- _Your instructions_
Report all lines holding "right".

[Records from a data collection]

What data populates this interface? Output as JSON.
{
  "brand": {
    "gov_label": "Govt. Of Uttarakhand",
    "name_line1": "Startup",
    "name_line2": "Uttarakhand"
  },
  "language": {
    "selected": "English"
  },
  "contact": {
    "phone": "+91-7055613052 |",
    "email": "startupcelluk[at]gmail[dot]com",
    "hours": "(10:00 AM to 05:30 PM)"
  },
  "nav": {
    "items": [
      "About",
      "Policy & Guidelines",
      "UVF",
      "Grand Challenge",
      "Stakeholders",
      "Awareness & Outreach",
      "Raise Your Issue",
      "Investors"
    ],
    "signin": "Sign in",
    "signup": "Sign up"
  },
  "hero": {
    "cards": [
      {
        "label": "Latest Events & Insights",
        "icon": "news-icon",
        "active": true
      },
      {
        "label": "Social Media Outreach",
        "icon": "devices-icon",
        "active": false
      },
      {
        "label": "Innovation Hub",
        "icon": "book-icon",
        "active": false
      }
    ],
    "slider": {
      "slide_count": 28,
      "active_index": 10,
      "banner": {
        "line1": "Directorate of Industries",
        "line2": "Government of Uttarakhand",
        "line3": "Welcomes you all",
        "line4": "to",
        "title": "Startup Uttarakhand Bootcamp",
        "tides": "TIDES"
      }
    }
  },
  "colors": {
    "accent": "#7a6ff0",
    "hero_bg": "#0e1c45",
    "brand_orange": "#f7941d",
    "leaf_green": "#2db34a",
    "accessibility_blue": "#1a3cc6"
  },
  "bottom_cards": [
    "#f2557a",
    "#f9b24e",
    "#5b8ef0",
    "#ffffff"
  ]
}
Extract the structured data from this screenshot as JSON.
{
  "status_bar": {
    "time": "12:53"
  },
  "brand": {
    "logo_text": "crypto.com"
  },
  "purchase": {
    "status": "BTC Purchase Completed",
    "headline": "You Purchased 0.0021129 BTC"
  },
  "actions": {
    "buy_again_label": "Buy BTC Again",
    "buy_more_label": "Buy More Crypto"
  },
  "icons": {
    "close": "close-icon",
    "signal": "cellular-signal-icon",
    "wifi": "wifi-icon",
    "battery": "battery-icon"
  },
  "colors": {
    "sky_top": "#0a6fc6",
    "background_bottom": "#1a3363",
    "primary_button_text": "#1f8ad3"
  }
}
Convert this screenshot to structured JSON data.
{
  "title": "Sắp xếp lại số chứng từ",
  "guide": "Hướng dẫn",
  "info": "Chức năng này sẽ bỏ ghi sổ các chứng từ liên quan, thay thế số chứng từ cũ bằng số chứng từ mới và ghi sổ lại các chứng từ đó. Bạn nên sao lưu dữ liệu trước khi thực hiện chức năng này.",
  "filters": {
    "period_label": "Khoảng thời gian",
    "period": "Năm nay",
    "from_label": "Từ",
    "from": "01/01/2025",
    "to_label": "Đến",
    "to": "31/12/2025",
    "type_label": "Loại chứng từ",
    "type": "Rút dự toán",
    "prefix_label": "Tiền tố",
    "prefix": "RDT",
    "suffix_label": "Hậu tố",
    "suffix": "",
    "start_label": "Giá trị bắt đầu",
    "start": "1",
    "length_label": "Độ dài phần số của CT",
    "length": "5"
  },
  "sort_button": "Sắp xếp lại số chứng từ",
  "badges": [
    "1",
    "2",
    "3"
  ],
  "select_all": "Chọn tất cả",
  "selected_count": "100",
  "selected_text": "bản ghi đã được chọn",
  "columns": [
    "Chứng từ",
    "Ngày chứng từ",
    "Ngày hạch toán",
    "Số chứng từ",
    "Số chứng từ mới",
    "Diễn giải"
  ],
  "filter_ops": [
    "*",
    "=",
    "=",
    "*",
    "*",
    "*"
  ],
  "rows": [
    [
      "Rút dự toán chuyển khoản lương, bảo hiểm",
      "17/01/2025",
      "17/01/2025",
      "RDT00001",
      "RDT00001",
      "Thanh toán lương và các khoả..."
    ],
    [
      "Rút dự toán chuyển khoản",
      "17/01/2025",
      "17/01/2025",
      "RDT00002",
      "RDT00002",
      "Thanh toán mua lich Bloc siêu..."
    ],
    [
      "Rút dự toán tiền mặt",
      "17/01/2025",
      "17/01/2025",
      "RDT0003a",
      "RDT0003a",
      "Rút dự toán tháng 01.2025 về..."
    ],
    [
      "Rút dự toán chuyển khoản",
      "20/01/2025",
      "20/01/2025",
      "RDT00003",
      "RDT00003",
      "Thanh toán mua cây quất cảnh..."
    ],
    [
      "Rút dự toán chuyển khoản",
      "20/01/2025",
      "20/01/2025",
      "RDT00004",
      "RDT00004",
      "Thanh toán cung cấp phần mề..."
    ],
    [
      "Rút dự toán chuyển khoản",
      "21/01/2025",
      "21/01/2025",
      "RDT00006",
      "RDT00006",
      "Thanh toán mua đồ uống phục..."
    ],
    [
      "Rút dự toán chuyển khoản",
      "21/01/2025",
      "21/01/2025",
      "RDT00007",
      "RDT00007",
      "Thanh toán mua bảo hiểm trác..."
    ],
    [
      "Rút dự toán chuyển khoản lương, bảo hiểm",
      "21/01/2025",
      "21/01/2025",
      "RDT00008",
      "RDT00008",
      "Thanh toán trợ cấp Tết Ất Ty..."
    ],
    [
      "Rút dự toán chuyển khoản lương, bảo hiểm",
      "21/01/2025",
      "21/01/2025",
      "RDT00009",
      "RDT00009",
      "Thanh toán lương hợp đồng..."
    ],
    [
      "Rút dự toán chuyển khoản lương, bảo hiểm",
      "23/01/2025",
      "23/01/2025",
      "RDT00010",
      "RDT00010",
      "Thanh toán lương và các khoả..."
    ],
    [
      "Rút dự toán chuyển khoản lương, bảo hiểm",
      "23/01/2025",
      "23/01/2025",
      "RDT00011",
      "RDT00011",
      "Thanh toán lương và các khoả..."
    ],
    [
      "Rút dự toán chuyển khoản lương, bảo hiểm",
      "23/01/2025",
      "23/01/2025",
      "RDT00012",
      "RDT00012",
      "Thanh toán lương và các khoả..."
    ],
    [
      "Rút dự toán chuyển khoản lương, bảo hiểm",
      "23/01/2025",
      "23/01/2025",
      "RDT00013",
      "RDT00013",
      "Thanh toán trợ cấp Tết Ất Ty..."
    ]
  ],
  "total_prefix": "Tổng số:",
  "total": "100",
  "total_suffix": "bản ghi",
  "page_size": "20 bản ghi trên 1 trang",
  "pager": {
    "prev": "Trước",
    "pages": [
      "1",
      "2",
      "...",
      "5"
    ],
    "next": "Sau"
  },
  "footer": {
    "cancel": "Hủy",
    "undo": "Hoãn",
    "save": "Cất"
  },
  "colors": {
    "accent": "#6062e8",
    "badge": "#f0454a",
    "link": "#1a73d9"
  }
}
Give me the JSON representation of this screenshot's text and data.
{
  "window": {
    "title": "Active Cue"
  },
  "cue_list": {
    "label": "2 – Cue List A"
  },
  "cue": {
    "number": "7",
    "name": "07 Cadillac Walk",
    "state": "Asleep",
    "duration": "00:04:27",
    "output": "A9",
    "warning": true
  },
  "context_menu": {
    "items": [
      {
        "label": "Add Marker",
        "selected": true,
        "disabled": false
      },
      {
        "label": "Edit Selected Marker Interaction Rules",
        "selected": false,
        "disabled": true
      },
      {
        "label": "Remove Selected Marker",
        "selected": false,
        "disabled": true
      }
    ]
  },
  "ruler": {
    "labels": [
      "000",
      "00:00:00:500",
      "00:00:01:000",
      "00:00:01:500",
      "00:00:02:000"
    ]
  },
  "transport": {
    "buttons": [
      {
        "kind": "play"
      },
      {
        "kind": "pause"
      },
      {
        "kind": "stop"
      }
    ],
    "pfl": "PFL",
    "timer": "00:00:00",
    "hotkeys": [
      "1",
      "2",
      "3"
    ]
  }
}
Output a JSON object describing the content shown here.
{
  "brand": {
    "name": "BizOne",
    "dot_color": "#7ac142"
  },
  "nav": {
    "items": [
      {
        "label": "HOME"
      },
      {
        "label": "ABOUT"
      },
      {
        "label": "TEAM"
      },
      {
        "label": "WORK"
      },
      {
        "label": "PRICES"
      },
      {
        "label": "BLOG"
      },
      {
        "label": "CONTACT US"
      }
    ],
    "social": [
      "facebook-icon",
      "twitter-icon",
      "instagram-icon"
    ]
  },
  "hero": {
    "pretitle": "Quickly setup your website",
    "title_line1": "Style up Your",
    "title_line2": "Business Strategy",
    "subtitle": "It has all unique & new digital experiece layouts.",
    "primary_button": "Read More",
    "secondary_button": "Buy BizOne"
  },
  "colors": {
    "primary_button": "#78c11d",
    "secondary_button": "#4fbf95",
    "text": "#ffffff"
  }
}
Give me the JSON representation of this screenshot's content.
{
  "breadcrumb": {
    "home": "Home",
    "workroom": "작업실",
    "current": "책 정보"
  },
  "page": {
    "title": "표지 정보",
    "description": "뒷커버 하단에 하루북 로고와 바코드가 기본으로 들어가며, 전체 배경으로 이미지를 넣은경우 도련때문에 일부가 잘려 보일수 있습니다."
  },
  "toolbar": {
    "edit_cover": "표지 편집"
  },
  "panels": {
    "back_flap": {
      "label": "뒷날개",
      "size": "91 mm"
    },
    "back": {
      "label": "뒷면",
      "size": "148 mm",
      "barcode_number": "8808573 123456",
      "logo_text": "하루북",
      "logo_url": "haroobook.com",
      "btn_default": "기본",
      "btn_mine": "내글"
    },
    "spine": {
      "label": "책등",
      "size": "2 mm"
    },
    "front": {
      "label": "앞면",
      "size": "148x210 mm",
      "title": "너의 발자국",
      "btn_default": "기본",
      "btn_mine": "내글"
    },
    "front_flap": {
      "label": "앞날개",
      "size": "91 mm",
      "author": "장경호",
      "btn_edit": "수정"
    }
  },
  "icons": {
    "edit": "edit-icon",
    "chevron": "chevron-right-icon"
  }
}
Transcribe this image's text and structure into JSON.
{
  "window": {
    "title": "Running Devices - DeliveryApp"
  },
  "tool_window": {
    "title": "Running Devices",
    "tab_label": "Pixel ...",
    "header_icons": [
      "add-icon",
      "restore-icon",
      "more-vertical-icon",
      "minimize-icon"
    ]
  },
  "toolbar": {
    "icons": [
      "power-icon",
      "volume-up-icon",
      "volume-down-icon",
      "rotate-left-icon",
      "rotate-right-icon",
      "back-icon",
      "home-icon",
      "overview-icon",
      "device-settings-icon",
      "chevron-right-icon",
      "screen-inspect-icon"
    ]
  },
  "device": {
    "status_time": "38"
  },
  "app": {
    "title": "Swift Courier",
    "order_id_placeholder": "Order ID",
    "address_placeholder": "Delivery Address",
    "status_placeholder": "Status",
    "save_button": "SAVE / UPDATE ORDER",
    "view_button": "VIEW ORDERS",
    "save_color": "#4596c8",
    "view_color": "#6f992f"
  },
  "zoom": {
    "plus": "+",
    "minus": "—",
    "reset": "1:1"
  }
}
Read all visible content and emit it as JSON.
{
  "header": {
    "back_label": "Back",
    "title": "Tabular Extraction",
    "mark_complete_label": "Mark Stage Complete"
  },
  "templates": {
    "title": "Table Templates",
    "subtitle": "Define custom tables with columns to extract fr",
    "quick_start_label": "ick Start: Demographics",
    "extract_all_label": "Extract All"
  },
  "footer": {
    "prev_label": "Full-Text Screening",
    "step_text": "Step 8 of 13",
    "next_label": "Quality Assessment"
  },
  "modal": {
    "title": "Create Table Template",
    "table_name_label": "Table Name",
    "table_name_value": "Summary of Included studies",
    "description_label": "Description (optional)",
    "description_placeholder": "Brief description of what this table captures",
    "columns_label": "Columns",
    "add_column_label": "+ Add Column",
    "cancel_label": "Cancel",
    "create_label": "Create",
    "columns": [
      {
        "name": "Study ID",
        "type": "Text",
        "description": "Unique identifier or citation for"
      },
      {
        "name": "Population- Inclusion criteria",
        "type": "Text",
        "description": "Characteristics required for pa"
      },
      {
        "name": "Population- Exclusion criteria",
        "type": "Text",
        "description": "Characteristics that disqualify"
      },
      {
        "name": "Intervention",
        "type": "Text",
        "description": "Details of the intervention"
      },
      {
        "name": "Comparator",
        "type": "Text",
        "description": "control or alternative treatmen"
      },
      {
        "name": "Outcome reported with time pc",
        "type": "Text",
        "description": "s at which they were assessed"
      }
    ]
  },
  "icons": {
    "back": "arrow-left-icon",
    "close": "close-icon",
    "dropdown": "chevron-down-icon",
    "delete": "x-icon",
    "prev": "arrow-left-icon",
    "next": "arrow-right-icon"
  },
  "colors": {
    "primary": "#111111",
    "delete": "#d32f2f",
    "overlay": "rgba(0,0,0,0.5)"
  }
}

- _Solution for this exercise_
    "chevron": "chevron-right-icon"
      "rotate-right-icon",
      "chevron-right-icon",
    "next": "arrow-right-icon"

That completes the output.